# 待分析文本

----------

Diagnostics: Exception from container-launch.
Container id: container_e22_1531149311507_0180_02_000001
Exit code: 1
Exception message: /hadoop/yarn/local/usercache/root/appcache/application_1531149311507_0180/container_e22_1531149311507_0180_02_000001/launch_container.sh: line 22: $PWD:$PWD/__spark_conf__:$PWD/__spark_libs__/*:$HADOOP_CONF_DIR:/usr/hdp/current/hadoop-client/*:/usr/hdp/current/hadoop-client/lib/*:/usr/hdp/current/hadoop-hdfs-client/*:/usr/hdp/current/hadoop-hdfs-client/lib/*:/usr/hdp/current/hadoop-yarn-client/*:/usr/hdp/current/hadoop-yarn-client/lib/*:$PWD/mr-framework/hadoop/share/hadoop/mapreduce/*:$PWD/mr-framework/hadoop/share/hadoop/mapreduce/lib/*:$PWD/mr-framework/hadoop/share/hadoop/common/*:$PWD/mr-framework/hadoop/share/hadoop/common/lib/*:$PWD/mr-framework/hadoop/share/hadoop/yarn/*:$PWD/mr-framework/hadoop/share/hadoop/yarn/lib/*:$PWD/mr-framework/hadoop/share/hadoop/hdfs/*:$PWD/mr-framework/hadoop/share/hadoop/hdfs/lib/*:$PWD/mr-framework/hadoop/share/hadoop/tools/lib/*:/usr/hdp/${hdp.version}/hadoop/lib/hadoop-lzo-0.6.0.${hdp.version}.jar:/etc/hadoop/conf/secure: bad substitution
Stack trace: ExitCodeException exitCode=1: /hadoop/yarn/local/usercache/root/appcache/application_1531149311507_0180/container_e22_1531149311507_0180_02_000001/launch_container.sh: line 22: $PWD:$PWD/__spark_conf__:$PWD/__spark_libs__/*:$HADOOP_CONF_DIR:/usr/hdp/current/hadoop-client/*:/usr/hdp/current/hadoop-client/lib/*:/usr/hdp/current/hadoop-hdfs-client/*:/usr/hdp/current/hadoop-hdfs-client/lib/*:/usr/hdp/current/hadoop-yarn-client/*:/usr/hdp/current/hadoop-yarn-client/lib/*:$PWD/mr-framework/hadoop/share/hadoop/mapreduce/*:$PWD/mr-framework/hadoop/share/hadoop/mapreduce/lib/*:$PWD/mr-framework/hadoop/share/hadoop/common/*:$PWD/mr-framework/hadoop/share/hadoop/common/lib/*:$PWD/mr-framework/hadoop/share/hadoop/yarn/*:$PWD/mr-framework/hadoop/share/hadoop/yarn/lib/*:$PWD/mr-framework/hadoop/share/hadoop/hdfs/*:$PWD/mr-framework/hadoop/share/hadoop/hdfs/lib/*:$PWD/mr-framework/hadoop/share/hadoop/tools/lib/*:/usr/hdp/${hdp.version}/hadoop/lib/hadoop-lzo-0.6.0.${hdp.version}.jar:/etc/hadoop/conf/secure: bad substitution
at org.apache.hadoop.util.Shell.runCommand(Shell.java:576)

----------

# 数据摘录
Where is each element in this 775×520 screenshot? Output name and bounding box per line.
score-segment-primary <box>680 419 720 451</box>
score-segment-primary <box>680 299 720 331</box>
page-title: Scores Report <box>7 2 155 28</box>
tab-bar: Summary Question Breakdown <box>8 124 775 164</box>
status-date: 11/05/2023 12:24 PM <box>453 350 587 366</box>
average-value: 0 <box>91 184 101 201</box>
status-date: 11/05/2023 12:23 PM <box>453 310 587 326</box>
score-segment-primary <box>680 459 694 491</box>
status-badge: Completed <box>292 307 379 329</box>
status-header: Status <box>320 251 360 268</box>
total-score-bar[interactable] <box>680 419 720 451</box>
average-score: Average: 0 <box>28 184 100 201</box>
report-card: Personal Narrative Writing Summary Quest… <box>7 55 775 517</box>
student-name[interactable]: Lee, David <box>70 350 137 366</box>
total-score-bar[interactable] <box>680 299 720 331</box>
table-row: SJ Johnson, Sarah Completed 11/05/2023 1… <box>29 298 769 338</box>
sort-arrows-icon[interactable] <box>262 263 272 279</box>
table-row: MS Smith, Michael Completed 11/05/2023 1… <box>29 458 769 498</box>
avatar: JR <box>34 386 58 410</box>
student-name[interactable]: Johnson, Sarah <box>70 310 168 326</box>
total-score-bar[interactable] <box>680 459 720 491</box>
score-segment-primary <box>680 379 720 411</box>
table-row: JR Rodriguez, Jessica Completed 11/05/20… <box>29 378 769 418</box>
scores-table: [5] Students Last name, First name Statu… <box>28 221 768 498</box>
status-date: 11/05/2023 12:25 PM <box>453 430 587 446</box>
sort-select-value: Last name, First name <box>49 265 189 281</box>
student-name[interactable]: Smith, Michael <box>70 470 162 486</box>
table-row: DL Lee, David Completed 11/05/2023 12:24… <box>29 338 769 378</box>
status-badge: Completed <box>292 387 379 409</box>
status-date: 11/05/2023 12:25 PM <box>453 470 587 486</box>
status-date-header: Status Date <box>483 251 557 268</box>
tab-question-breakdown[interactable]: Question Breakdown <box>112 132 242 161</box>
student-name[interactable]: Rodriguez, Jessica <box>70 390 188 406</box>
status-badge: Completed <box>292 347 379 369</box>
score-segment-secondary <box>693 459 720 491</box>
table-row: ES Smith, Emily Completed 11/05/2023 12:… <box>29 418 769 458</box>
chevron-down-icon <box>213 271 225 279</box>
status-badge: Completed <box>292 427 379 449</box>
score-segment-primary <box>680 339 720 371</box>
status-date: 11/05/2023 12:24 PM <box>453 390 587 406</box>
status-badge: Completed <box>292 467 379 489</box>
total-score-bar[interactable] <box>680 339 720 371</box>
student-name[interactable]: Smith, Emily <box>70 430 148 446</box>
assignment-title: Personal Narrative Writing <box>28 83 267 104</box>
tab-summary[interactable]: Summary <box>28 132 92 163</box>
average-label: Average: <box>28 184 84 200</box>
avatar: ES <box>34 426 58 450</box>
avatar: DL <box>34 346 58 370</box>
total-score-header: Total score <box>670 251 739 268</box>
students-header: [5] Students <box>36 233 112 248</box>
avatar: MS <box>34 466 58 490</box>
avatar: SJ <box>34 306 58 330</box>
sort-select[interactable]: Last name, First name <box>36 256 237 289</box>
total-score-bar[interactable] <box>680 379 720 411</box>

----------

# 练习说明
接着上面这段容器启动失败的报错日志往下写，从它的最后一行之后开始。

# 参考答案
at org.apache.hadoop.util.Shell.run(Shell.java:487)
at org.apache.hadoop.util.Shell$ShellCommandExecutor.execute(Shell.java:753)
at org.apache.hadoop.yarn.server.nodemanager.DefaultContainerExecutor.launchContainer(DefaultContainerExecutor.java:212)
at org.apache.hadoop.yarn.server.nodemanager.containermanager.launcher.ContainerLaunch.call(ContainerLaunch.java:303)
at org.apache.hadoop.yarn.server.nodemanager.containermanager.launcher.ContainerLaunch.call(ContainerLaunch.java:82)
at java.util.concurrent.FutureTask.run(FutureTask.java:266)
at java.util.concurrent.ThreadPoolExecutor.runWorker(ThreadPoolExecutor.java:1149)
at java.util.concurrent.ThreadPoolExecutor$Worker.run(ThreadPoolExecutor.java:624)
at java.lang.Thread.run(Thread.java:748)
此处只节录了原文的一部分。